Dataset listings of figures.
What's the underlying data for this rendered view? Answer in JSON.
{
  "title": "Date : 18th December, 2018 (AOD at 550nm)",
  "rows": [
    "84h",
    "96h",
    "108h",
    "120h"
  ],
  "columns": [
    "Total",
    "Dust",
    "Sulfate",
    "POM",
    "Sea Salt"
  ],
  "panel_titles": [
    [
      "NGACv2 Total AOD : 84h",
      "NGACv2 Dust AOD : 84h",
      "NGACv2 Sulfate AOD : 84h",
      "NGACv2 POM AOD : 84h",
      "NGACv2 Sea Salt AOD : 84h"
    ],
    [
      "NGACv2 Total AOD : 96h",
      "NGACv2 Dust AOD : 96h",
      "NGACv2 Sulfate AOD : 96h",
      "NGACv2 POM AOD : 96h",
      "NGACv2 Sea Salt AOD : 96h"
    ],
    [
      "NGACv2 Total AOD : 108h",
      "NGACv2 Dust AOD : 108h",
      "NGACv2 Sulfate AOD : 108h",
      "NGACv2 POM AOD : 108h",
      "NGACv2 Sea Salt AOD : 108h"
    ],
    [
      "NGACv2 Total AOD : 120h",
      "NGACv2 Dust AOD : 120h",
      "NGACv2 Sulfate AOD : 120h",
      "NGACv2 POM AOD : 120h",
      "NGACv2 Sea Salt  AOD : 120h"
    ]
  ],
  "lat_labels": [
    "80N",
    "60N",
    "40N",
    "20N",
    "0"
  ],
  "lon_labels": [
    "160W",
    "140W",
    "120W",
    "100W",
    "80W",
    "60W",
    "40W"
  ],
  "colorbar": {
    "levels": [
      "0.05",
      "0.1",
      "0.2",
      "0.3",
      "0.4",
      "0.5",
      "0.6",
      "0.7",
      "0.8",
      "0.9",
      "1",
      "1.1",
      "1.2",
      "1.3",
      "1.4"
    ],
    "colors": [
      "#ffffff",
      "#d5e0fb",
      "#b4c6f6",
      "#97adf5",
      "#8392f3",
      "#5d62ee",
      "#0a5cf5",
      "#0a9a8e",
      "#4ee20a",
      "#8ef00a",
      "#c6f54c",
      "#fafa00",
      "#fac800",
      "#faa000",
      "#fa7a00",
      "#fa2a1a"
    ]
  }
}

--

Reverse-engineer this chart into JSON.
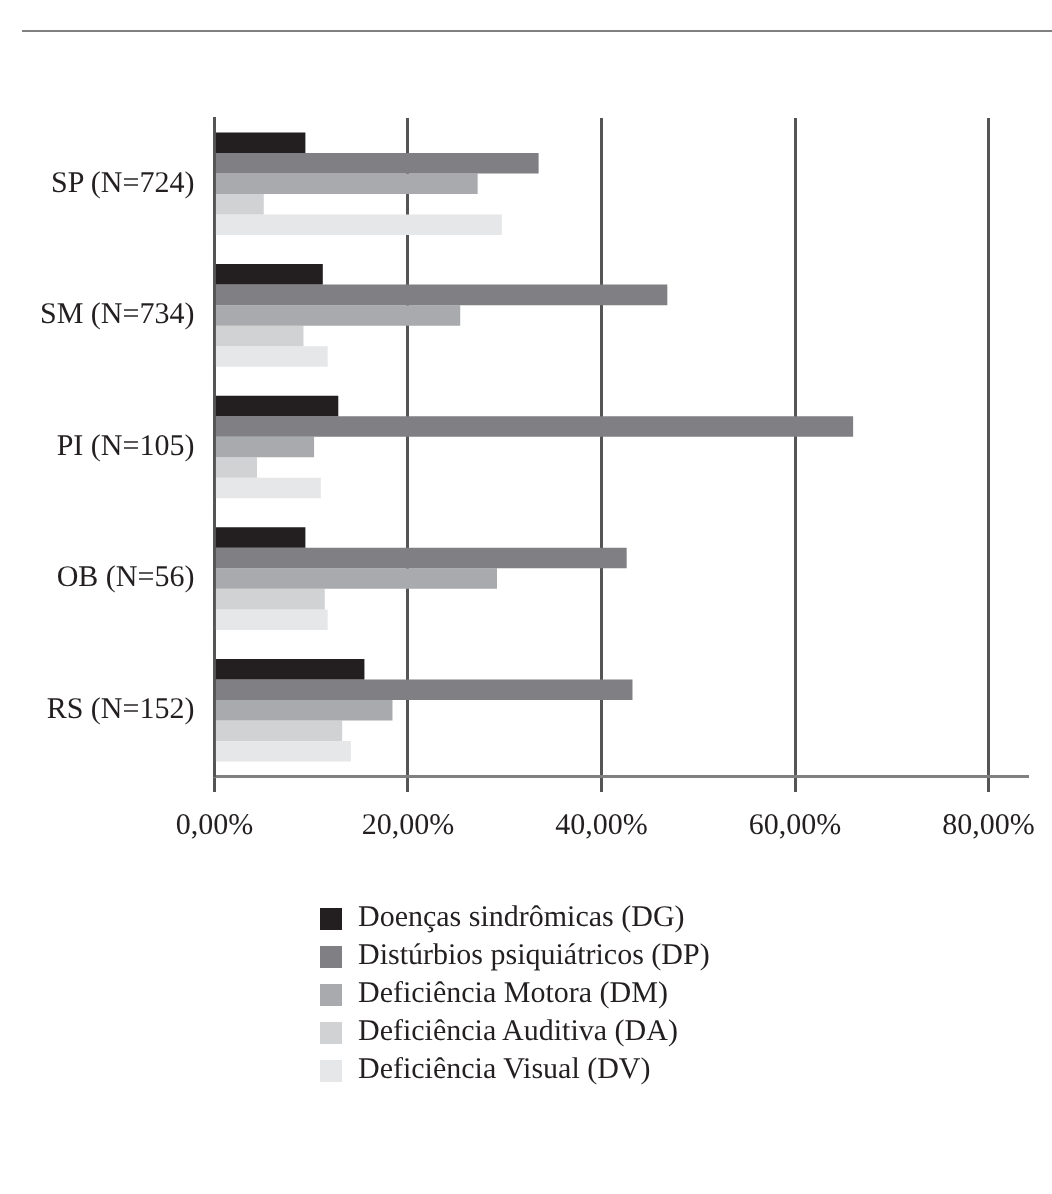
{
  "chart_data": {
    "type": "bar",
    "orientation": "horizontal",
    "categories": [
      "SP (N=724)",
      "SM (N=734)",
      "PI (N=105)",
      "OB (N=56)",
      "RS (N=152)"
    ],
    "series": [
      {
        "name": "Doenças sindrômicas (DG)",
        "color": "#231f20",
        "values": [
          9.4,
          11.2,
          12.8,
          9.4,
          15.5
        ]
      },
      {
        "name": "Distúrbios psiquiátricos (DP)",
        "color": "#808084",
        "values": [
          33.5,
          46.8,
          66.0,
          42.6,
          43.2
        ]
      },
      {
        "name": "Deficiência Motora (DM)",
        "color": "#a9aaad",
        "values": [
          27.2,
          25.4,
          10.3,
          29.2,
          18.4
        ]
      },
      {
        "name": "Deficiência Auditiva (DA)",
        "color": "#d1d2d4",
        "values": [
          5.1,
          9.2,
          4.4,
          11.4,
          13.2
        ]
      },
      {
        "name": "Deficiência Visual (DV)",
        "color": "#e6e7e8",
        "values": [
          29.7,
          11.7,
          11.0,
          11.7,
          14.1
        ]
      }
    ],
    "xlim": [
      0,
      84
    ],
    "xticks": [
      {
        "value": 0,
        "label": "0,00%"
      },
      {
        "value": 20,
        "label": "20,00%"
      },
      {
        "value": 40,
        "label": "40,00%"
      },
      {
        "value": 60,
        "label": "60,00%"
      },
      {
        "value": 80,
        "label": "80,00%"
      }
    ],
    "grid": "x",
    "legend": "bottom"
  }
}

SET TASK. Show all lines from the listing above in which "JSON" appears.

RESULT.
What's the underlying data for this rendered view? Answer in JSON.
Reverse-engineer this chart into JSON.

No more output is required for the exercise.